WHAT THE TASK ASKS:
Copy each line below in which the string "JSON" occurs.

GIVEN DATA:
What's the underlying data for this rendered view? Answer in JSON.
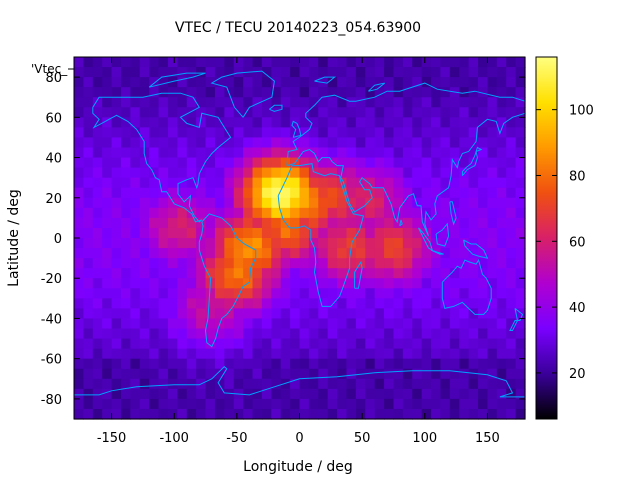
{
  "chart_data": {
    "type": "heatmap",
    "title": "VTEC / TECU 20140223_054.63900",
    "xlabel": "Longitude / deg",
    "ylabel": "Latitude / deg",
    "xlim": [
      -180,
      180
    ],
    "ylim": [
      -90,
      90
    ],
    "x_ticks": [
      -150,
      -100,
      -50,
      0,
      50,
      100,
      150
    ],
    "y_ticks": [
      -80,
      -60,
      -40,
      -20,
      0,
      20,
      40,
      60,
      80
    ],
    "colorbar": {
      "range": [
        6,
        116
      ],
      "ticks": [
        20,
        40,
        60,
        80,
        100
      ],
      "palette": [
        "#000000",
        "#3a009a",
        "#7a00ff",
        "#b000d0",
        "#d82068",
        "#f05010",
        "#ff9a00",
        "#ffe000",
        "#ffff80"
      ]
    },
    "legend_label": "'Vtec_",
    "overlay": "coastlines",
    "grid": false,
    "hotspots": [
      {
        "lon": -95,
        "lat": 5,
        "value": 60
      },
      {
        "lon": -40,
        "lat": -5,
        "value": 88
      },
      {
        "lon": -50,
        "lat": -18,
        "value": 82
      },
      {
        "lon": -15,
        "lat": 22,
        "value": 115
      },
      {
        "lon": 5,
        "lat": 18,
        "value": 85
      },
      {
        "lon": -10,
        "lat": 5,
        "value": 80
      },
      {
        "lon": 25,
        "lat": 20,
        "value": 72
      },
      {
        "lon": 55,
        "lat": 18,
        "value": 62
      },
      {
        "lon": 40,
        "lat": -5,
        "value": 70
      },
      {
        "lon": 75,
        "lat": -5,
        "value": 70
      },
      {
        "lon": -70,
        "lat": -35,
        "value": 55
      }
    ]
  },
  "colors": {
    "coastline": "#00a2ff"
  }
}
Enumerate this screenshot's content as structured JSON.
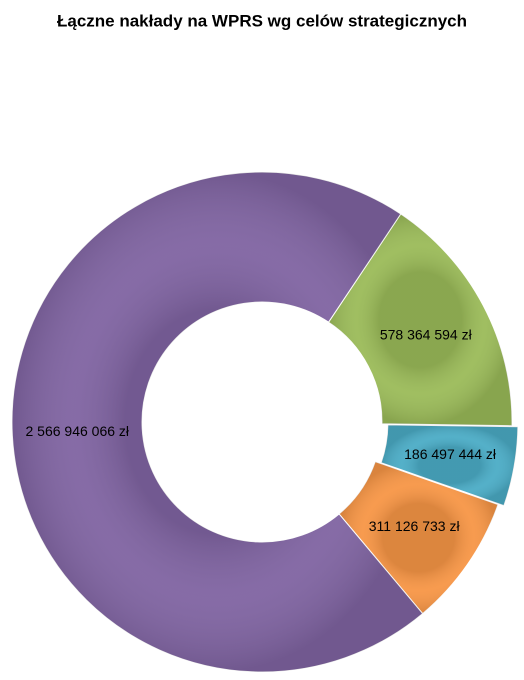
{
  "chart_data": {
    "type": "donut",
    "title": "Łączne nakłady na WPRS wg celów strategicznych",
    "values": [
      578364594,
      186497444,
      311126733,
      2566946066
    ],
    "value_labels": [
      "578 364 594 zł",
      "186 497 444 zł",
      "311 126 733 zł",
      "2 566 946 066 zł"
    ],
    "colors": [
      "#9bbb59",
      "#4bacc6",
      "#f79646",
      "#8064a2"
    ]
  }
}
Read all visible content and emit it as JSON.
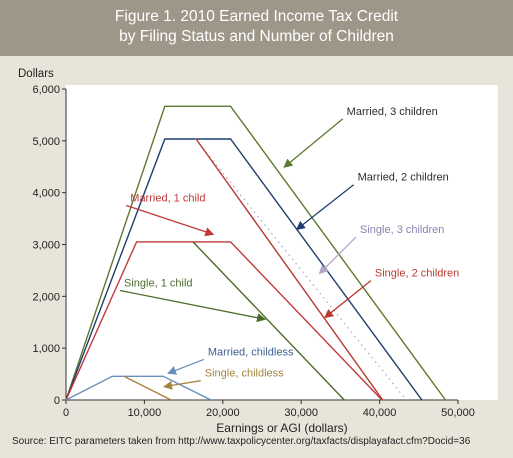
{
  "chart_data": {
    "type": "line",
    "title": "Figure 1. 2010 Earned Income Tax Credit",
    "subtitle": "by Filing Status and Number of Children",
    "ylabel": "Dollars",
    "xlabel": "Earnings or AGI (dollars)",
    "xlim": [
      0,
      50000
    ],
    "ylim": [
      0,
      6000
    ],
    "x_ticks": [
      0,
      10000,
      20000,
      30000,
      40000,
      50000
    ],
    "x_tick_labels": [
      "0",
      "10,000",
      "20,000",
      "30,000",
      "40,000",
      "50,000"
    ],
    "y_ticks": [
      0,
      1000,
      2000,
      3000,
      4000,
      5000,
      6000
    ],
    "y_tick_labels": [
      "0",
      "1,000",
      "2,000",
      "3,000",
      "4,000",
      "5,000",
      "6,000"
    ],
    "grid": false,
    "legend": "callout labels on lines",
    "series": [
      {
        "name": "Married, 3 children",
        "color": "#5c7a2e",
        "dash": false,
        "points": [
          [
            0,
            0
          ],
          [
            12600,
            5666
          ],
          [
            21000,
            5666
          ],
          [
            48400,
            0
          ]
        ]
      },
      {
        "name": "Married, 2 children",
        "color": "#1f3f6e",
        "dash": false,
        "points": [
          [
            0,
            0
          ],
          [
            12600,
            5036
          ],
          [
            21000,
            5036
          ],
          [
            45400,
            0
          ]
        ]
      },
      {
        "name": "Single, 3 children",
        "color": "#b3a6c9",
        "dash": true,
        "points": [
          [
            16500,
            5036
          ],
          [
            43400,
            0
          ]
        ]
      },
      {
        "name": "Single, 2 children",
        "color": "#b93a30",
        "dash": false,
        "points": [
          [
            16600,
            5036
          ],
          [
            40400,
            0
          ]
        ]
      },
      {
        "name": "Married, 1 child",
        "color": "#c0393b",
        "dash": false,
        "points": [
          [
            0,
            0
          ],
          [
            9000,
            3050
          ],
          [
            21000,
            3050
          ],
          [
            40300,
            0
          ]
        ]
      },
      {
        "name": "Single, 1 child",
        "color": "#4e6b2c",
        "dash": false,
        "points": [
          [
            16200,
            3050
          ],
          [
            35500,
            0
          ]
        ]
      },
      {
        "name": "Married, childless",
        "color": "#6a8fbc",
        "dash": false,
        "points": [
          [
            0,
            0
          ],
          [
            5900,
            457
          ],
          [
            12400,
            457
          ],
          [
            18500,
            0
          ]
        ]
      },
      {
        "name": "Single, childless",
        "color": "#a8843f",
        "dash": false,
        "points": [
          [
            7400,
            457
          ],
          [
            13400,
            0
          ]
        ]
      }
    ],
    "annotations": [
      {
        "text": "Married, 3 children",
        "series": 0,
        "color": "#2c2c2c",
        "label_at": [
          35800,
          5500
        ],
        "arrow_to": [
          27900,
          4500
        ]
      },
      {
        "text": "Married, 2 children",
        "series": 1,
        "color": "#2c2c2c",
        "label_at": [
          37200,
          4230
        ],
        "arrow_to": [
          29500,
          3300
        ]
      },
      {
        "text": "Single, 3 children",
        "series": 2,
        "color": "#8d7fb0",
        "label_at": [
          37500,
          3220
        ],
        "arrow_to": [
          32400,
          2450
        ]
      },
      {
        "text": "Single, 2 children",
        "series": 3,
        "color": "#b93a30",
        "label_at": [
          39400,
          2380
        ],
        "arrow_to": [
          33100,
          1600
        ]
      },
      {
        "text": "Married, 1 child",
        "series": 4,
        "color": "#c0393b",
        "label_at": [
          8200,
          3830
        ],
        "arrow_to": [
          18700,
          3200
        ]
      },
      {
        "text": "Single, 1 child",
        "series": 5,
        "color": "#4e6b2c",
        "label_at": [
          7400,
          2190
        ],
        "arrow_to": [
          25300,
          1560
        ]
      },
      {
        "text": "Married, childless",
        "series": 6,
        "color": "#3d5f8f",
        "label_at": [
          18100,
          860
        ],
        "arrow_to": [
          13100,
          520
        ]
      },
      {
        "text": "Single, childless",
        "series": 7,
        "color": "#a8843f",
        "label_at": [
          17700,
          450
        ],
        "arrow_to": [
          12600,
          260
        ]
      }
    ]
  },
  "source_note": "Source: EITC parameters taken from http://www.taxpolicycenter.org/taxfacts/displayafact.cfm?Docid=36"
}
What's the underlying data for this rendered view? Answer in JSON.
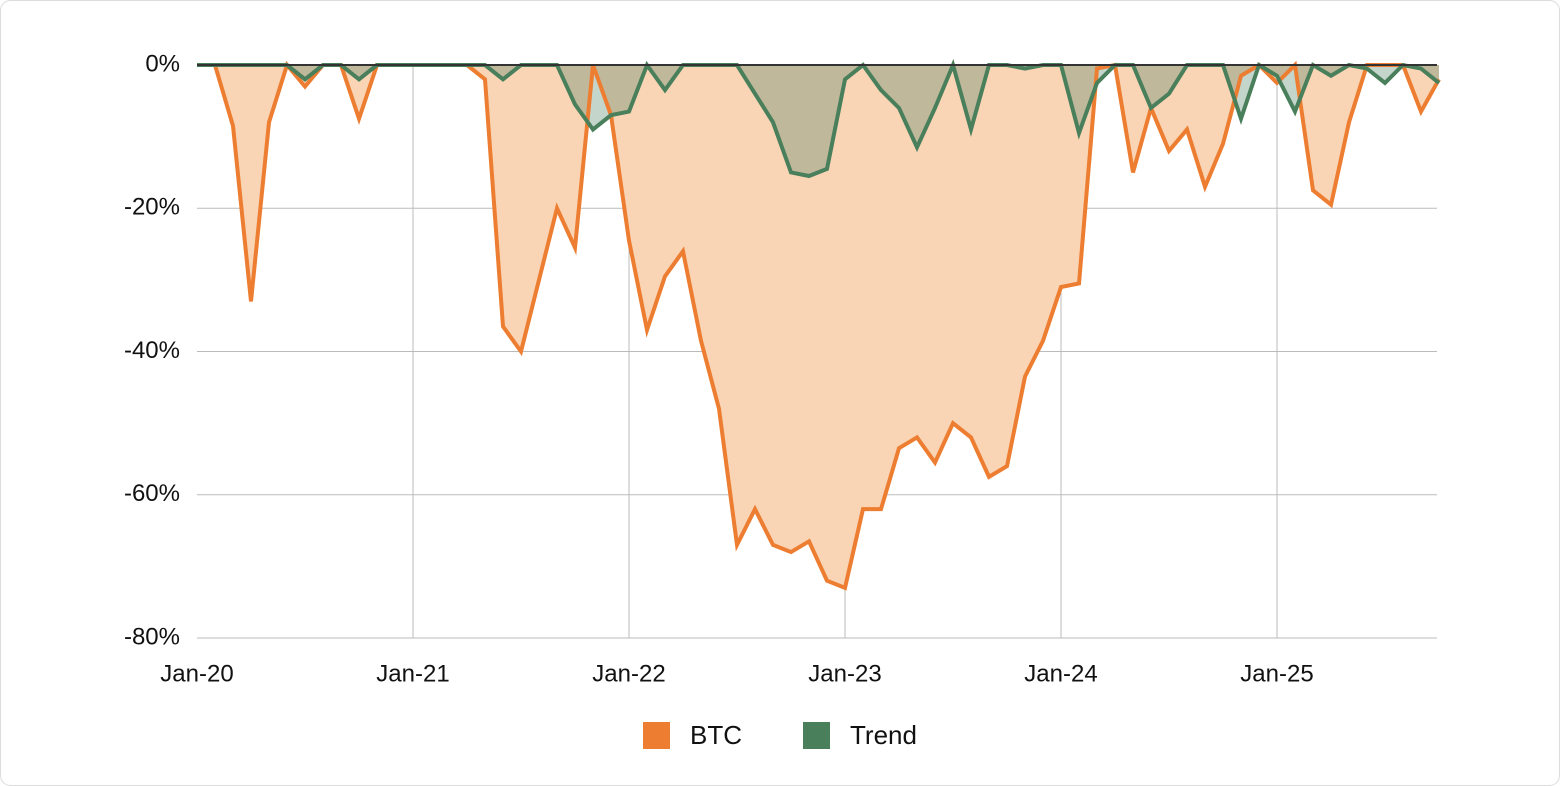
{
  "chart_data": {
    "type": "area",
    "categories": [
      "Jan-20",
      null,
      null,
      null,
      null,
      null,
      null,
      null,
      null,
      null,
      null,
      null,
      "Jan-21",
      null,
      null,
      null,
      null,
      null,
      null,
      null,
      null,
      null,
      null,
      null,
      "Jan-22",
      null,
      null,
      null,
      null,
      null,
      null,
      null,
      null,
      null,
      null,
      null,
      "Jan-23",
      null,
      null,
      null,
      null,
      null,
      null,
      null,
      null,
      null,
      null,
      null,
      "Jan-24",
      null,
      null,
      null,
      null,
      null,
      null,
      null,
      null,
      null,
      null,
      null,
      "Jan-25",
      null,
      null,
      null,
      null,
      null,
      null,
      null,
      null,
      null
    ],
    "series": [
      {
        "name": "BTC",
        "color": "#ed7d31",
        "fill": "#f9d5b5",
        "values": [
          0,
          0,
          -8.5,
          -33,
          -8,
          0,
          -3,
          0,
          0,
          -7.5,
          0,
          0,
          0,
          0,
          0,
          0,
          -2,
          -36.5,
          -40,
          -30,
          -20,
          -25.5,
          0,
          -7,
          -24.5,
          -37,
          -29.5,
          -26,
          -38.5,
          -48,
          -67,
          -62,
          -67,
          -68,
          -66.5,
          -72,
          -73,
          -62,
          -62,
          -53.5,
          -52,
          -55.5,
          -50,
          -52,
          -57.5,
          -56,
          -43.5,
          -38.5,
          -31,
          -30.5,
          -0.5,
          0,
          -15,
          -6,
          -12,
          -9,
          -17,
          -11,
          -1.5,
          0,
          -2.5,
          0,
          -17.5,
          -19.5,
          -8,
          0,
          0,
          0,
          -6.5,
          -2
        ]
      },
      {
        "name": "Trend",
        "color": "#4a7f5c",
        "fill": "rgba(70,125,95,0.32)",
        "values": [
          0,
          0,
          0,
          0,
          0,
          0,
          -2,
          0,
          0,
          -2,
          0,
          0,
          0,
          0,
          0,
          0,
          0,
          -2,
          0,
          0,
          0,
          -5.5,
          -9,
          -7,
          -6.5,
          0,
          -3.5,
          0,
          0,
          0,
          0,
          -4,
          -8,
          -15,
          -15.5,
          -14.5,
          -2,
          0,
          -3.5,
          -6,
          -11.5,
          -6,
          0,
          -9,
          0,
          0,
          -0.5,
          0,
          0,
          -9.5,
          -2.5,
          0,
          0,
          -6,
          -4,
          0,
          0,
          0,
          -7.5,
          0,
          -1.5,
          -6.5,
          0,
          -1.5,
          0,
          -0.5,
          -2.5,
          0,
          -0.5,
          -2.5
        ]
      }
    ],
    "ylim": [
      -80,
      0
    ],
    "yticks": [
      {
        "value": 0,
        "label": "0%"
      },
      {
        "value": -20,
        "label": "-20%"
      },
      {
        "value": -40,
        "label": "-40%"
      },
      {
        "value": -60,
        "label": "-60%"
      },
      {
        "value": -80,
        "label": "-80%"
      }
    ],
    "grid": true,
    "legend": "bottom"
  }
}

TASK RESULT:
What's the underlying data for this rendered view? Answer in JSON.
Enumerate this screenshot's content as structured JSON.
Read all visible content and emit it as JSON.
What's the underlying data for this rendered view? Answer in JSON.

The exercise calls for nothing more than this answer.